**WHAT THE TASK ASKS:**
Go through the records below line by line, counting those that contain the word "base"; answer with the count only.

**SOURCE DATA:**
+ + + +

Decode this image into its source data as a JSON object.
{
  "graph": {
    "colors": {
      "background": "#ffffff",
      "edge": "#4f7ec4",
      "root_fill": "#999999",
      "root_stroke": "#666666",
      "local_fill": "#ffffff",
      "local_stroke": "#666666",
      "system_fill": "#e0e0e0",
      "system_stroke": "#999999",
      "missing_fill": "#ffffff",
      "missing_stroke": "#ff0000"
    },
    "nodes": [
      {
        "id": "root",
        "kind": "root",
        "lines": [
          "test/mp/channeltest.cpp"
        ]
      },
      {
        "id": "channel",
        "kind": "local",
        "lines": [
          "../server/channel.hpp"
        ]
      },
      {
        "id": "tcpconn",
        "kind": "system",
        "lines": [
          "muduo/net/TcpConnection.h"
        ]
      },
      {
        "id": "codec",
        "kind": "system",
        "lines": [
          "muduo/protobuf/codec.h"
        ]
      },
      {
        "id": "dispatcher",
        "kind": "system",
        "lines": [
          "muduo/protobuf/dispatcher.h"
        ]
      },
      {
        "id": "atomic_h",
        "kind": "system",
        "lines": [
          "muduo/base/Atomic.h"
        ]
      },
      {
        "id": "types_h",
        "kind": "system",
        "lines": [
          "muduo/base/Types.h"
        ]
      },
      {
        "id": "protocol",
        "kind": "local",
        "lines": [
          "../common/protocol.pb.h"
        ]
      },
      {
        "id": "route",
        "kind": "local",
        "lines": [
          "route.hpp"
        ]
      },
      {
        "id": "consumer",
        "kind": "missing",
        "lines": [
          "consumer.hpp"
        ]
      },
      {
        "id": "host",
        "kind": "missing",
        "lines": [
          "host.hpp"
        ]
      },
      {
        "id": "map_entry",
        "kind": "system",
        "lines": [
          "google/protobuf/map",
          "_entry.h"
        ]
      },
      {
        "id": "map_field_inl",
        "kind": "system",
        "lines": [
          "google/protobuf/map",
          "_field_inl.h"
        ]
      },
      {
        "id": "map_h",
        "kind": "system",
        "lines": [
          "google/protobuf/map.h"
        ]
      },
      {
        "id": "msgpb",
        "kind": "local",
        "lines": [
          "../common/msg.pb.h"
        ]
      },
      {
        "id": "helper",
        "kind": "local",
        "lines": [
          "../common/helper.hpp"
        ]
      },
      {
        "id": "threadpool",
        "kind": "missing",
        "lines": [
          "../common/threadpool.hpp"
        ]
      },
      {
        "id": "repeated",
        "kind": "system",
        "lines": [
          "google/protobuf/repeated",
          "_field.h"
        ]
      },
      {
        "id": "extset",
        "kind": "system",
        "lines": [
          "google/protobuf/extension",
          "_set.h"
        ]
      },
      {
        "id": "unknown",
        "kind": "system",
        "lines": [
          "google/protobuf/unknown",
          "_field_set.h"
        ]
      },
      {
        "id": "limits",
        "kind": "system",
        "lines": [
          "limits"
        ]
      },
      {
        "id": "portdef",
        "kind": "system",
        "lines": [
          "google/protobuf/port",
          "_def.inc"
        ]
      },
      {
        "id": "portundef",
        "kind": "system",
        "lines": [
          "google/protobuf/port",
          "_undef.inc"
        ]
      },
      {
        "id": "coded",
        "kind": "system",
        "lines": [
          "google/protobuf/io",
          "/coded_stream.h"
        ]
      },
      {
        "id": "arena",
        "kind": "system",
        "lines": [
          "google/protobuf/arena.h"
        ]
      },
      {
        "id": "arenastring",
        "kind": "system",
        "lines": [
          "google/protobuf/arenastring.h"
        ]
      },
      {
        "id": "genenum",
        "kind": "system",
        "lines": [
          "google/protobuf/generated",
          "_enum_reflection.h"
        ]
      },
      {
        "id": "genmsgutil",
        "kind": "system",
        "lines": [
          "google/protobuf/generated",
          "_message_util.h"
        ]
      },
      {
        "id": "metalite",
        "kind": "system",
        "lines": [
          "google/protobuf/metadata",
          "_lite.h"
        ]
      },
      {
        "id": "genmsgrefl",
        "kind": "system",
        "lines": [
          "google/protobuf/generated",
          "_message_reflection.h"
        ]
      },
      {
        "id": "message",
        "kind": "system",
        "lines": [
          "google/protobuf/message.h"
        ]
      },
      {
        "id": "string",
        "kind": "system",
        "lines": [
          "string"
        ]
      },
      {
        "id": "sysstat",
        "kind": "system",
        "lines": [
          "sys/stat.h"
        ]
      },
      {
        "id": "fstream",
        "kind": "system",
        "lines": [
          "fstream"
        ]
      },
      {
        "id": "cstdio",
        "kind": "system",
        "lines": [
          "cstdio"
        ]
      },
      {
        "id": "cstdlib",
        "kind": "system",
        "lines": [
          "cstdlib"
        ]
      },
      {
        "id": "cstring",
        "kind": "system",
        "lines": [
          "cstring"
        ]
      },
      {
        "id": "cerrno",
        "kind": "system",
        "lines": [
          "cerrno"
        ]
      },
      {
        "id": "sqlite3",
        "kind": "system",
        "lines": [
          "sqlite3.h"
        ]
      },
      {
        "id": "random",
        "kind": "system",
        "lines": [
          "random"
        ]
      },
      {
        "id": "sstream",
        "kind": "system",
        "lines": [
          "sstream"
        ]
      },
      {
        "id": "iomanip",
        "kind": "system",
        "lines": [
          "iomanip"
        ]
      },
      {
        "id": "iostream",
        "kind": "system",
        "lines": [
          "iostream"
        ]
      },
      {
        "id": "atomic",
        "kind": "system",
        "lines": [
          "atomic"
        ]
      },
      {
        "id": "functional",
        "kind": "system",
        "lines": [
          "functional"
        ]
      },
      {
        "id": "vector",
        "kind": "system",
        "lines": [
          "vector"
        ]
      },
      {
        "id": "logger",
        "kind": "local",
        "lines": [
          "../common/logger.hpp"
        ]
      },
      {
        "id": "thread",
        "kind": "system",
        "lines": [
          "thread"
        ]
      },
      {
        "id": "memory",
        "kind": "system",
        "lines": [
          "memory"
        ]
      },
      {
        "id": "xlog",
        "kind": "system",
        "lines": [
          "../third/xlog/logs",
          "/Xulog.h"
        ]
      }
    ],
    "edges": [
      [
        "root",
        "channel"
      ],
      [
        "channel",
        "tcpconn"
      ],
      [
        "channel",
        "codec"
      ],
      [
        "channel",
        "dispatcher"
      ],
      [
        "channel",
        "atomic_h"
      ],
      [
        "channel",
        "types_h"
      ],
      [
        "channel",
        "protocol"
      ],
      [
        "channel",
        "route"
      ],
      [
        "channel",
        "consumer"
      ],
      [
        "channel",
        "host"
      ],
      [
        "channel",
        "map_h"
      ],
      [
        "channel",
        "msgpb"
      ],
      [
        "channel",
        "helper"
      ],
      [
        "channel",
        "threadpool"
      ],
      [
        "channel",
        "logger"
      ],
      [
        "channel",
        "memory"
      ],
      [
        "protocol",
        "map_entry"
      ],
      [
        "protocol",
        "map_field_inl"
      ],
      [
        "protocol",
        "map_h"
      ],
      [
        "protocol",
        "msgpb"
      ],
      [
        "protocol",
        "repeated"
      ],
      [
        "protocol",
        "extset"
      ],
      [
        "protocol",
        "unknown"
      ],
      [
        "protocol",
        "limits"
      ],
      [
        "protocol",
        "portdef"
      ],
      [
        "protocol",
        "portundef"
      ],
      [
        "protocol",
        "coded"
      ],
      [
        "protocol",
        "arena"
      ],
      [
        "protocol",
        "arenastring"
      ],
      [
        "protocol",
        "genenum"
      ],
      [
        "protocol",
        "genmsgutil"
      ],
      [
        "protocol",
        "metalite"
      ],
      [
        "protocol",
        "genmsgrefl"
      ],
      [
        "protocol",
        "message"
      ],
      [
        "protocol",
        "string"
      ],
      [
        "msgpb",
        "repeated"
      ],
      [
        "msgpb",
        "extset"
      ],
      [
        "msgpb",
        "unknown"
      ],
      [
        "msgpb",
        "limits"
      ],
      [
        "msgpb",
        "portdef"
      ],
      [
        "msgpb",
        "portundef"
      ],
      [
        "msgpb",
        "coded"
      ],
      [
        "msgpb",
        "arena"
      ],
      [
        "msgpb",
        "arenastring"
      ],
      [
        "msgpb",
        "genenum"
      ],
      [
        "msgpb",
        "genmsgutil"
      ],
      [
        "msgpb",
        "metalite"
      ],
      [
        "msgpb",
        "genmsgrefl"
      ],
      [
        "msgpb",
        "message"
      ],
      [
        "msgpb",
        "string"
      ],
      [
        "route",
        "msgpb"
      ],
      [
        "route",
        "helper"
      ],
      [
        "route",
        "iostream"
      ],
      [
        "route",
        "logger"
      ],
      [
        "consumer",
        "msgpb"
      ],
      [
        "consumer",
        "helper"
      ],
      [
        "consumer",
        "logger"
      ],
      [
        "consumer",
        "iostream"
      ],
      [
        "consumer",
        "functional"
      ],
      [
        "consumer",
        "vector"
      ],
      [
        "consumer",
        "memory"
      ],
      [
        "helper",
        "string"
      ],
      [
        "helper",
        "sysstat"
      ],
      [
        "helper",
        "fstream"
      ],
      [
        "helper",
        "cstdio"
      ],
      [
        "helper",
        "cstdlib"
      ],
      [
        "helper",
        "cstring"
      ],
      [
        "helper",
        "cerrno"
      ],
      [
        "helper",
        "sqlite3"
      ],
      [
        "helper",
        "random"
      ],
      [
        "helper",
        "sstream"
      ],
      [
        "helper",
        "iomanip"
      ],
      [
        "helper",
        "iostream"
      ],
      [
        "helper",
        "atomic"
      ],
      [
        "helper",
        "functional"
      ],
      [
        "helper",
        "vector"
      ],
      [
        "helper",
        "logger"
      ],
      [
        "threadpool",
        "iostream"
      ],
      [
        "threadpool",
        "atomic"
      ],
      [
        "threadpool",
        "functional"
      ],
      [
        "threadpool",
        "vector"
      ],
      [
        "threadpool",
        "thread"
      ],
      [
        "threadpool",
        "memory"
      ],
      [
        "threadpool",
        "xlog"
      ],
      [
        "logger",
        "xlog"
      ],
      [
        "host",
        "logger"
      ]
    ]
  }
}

+ + + +

**SOLUTION BELOW:**
2